> **Task instructions**: Reproduce the entire listing word for word.

Data listing:

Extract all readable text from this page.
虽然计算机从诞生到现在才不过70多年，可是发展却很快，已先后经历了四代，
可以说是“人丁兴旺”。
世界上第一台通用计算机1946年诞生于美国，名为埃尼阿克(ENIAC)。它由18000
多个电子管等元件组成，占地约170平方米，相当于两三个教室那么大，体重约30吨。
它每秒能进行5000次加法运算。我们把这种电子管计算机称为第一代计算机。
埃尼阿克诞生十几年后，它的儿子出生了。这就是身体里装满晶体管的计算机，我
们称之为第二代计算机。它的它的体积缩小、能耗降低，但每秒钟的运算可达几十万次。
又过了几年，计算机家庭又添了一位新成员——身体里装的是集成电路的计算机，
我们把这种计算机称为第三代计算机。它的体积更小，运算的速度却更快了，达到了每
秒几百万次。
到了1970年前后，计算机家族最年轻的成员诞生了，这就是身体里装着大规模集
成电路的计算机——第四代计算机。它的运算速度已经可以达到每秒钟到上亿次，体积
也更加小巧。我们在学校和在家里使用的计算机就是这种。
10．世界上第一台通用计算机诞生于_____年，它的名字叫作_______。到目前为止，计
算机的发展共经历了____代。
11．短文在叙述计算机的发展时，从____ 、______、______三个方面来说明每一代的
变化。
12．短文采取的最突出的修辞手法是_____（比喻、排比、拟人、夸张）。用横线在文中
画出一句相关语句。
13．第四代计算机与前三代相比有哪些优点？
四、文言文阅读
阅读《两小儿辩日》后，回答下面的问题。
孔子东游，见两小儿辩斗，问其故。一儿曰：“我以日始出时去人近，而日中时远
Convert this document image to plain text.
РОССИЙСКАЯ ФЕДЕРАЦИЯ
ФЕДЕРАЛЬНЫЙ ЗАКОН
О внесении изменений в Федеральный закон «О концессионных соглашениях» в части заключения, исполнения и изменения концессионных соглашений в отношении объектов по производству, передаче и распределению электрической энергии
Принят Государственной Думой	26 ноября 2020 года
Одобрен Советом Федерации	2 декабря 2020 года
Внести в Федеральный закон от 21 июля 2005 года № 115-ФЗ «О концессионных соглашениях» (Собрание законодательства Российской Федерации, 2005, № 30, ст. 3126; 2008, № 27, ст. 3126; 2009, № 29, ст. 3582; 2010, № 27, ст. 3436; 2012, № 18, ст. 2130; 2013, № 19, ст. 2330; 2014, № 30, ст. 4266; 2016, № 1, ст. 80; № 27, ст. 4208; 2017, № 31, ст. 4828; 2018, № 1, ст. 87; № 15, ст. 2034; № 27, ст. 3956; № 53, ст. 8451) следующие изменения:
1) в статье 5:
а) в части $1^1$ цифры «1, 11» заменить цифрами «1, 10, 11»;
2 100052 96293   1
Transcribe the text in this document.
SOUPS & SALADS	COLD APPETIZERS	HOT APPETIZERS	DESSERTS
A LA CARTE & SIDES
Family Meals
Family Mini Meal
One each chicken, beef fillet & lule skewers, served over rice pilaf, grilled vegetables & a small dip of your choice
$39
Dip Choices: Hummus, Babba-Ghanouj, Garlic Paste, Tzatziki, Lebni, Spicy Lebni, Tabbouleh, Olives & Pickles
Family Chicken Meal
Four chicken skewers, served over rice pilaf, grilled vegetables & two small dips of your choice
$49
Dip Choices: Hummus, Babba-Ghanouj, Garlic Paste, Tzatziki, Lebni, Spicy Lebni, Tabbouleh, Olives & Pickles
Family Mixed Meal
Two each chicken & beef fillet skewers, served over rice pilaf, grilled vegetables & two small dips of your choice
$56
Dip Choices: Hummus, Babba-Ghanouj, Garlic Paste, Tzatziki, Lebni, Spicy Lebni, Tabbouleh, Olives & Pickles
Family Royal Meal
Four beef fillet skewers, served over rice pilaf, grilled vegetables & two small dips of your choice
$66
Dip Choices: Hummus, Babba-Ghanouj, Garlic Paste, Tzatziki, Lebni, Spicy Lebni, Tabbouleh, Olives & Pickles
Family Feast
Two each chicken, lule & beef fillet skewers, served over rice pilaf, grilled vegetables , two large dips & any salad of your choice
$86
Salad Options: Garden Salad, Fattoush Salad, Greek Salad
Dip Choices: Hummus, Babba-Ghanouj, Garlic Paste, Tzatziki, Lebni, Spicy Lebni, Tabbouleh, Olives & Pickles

> **Exercise result**:
Extract all readable text from this page.
虽然计算机从诞生到现在才不过70多年，可是发展却很快，已先后经历了四代，
可以说是“人丁兴旺”。
世界上第一台通用计算机1946年诞生于美国，名为埃尼阿克(ENIAC)。它由18000
多个电子管等元件组成，占地约170平方米，相当于两三个教室那么大，体重约30吨。
它每秒能进行5000次加法运算。我们把这种电子管计算机称为第一代计算机。
埃尼阿克诞生十几年后，它的儿子出生了。这就是身体里装满晶体管的计算机，我
们称之为第二代计算机。它的它的体积缩小、能耗降低，但每秒钟的运算可达几十万次。
又过了几年，计算机家庭又添了一位新成员——身体里装的是集成电路的计算机，
我们把这种计算机称为第三代计算机。它的体积更小，运算的速度却更快了，达到了每
秒几百万次。
到了1970年前后，计算机家族最年轻的成员诞生了，这就是身体里装着大规模集
成电路的计算机——第四代计算机。它的运算速度已经可以达到每秒钟到上亿次，体积
也更加小巧。我们在学校和在家里使用的计算机就是这种。
10．世界上第一台通用计算机诞生于_____年，它的名字叫作_______。到目前为止，计
算机的发展共经历了____代。
11．短文在叙述计算机的发展时，从____ 、______、______三个方面来说明每一代的
变化。
12．短文采取的最突出的修辞手法是_____（比喻、排比、拟人、夸张）。用横线在文中
画出一句相关语句。
13．第四代计算机与前三代相比有哪些优点？
四、文言文阅读
阅读《两小儿辩日》后，回答下面的问题。
孔子东游，见两小儿辩斗，问其故。一儿曰：“我以日始出时去人近，而日中时远
Convert this document image to plain text.
РОССИЙСКАЯ ФЕДЕРАЦИЯ
ФЕДЕРАЛЬНЫЙ ЗАКОН
О внесении изменений в Федеральный закон «О концессионных соглашениях» в части заключения, исполнения и изменения концессионных соглашений в отношении объектов по производству, передаче и распределению электрической энергии
Принят Государственной Думой	26 ноября 2020 года
Одобрен Советом Федерации	2 декабря 2020 года
Внести в Федеральный закон от 21 июля 2005 года № 115-ФЗ «О концессионных соглашениях» (Собрание законодательства Российской Федерации, 2005, № 30, ст. 3126; 2008, № 27, ст. 3126; 2009, № 29, ст. 3582; 2010, № 27, ст. 3436; 2012, № 18, ст. 2130; 2013, № 19, ст. 2330; 2014, № 30, ст. 4266; 2016, № 1, ст. 80; № 27, ст. 4208; 2017, № 31, ст. 4828; 2018, № 1, ст. 87; № 15, ст. 2034; № 27, ст. 3956; № 53, ст. 8451) следующие изменения:
1) в статье 5:
а) в части $1^1$ цифры «1, 11» заменить цифрами «1, 10, 11»;
2 100052 96293   1
Transcribe the text in this document.
SOUPS & SALADS	COLD APPETIZERS	HOT APPETIZERS	DESSERTS
A LA CARTE & SIDES
Family Meals
Family Mini Meal
One each chicken, beef fillet & lule skewers, served over rice pilaf, grilled vegetables & a small dip of your choice
$39
Dip Choices: Hummus, Babba-Ghanouj, Garlic Paste, Tzatziki, Lebni, Spicy Lebni, Tabbouleh, Olives & Pickles
Family Chicken Meal
Four chicken skewers, served over rice pilaf, grilled vegetables & two small dips of your choice
$49
Dip Choices: Hummus, Babba-Ghanouj, Garlic Paste, Tzatziki, Lebni, Spicy Lebni, Tabbouleh, Olives & Pickles
Family Mixed Meal
Two each chicken & beef fillet skewers, served over rice pilaf, grilled vegetables & two small dips of your choice
$56
Dip Choices: Hummus, Babba-Ghanouj, Garlic Paste, Tzatziki, Lebni, Spicy Lebni, Tabbouleh, Olives & Pickles
Family Royal Meal
Four beef fillet skewers, served over rice pilaf, grilled vegetables & two small dips of your choice
$66
Dip Choices: Hummus, Babba-Ghanouj, Garlic Paste, Tzatziki, Lebni, Spicy Lebni, Tabbouleh, Olives & Pickles
Family Feast
Two each chicken, lule & beef fillet skewers, served over rice pilaf, grilled vegetables , two large dips & any salad of your choice
$86
Salad Options: Garden Salad, Fattoush Salad, Greek Salad
Dip Choices: Hummus, Babba-Ghanouj, Garlic Paste, Tzatziki, Lebni, Spicy Lebni, Tabbouleh, Olives & Pickles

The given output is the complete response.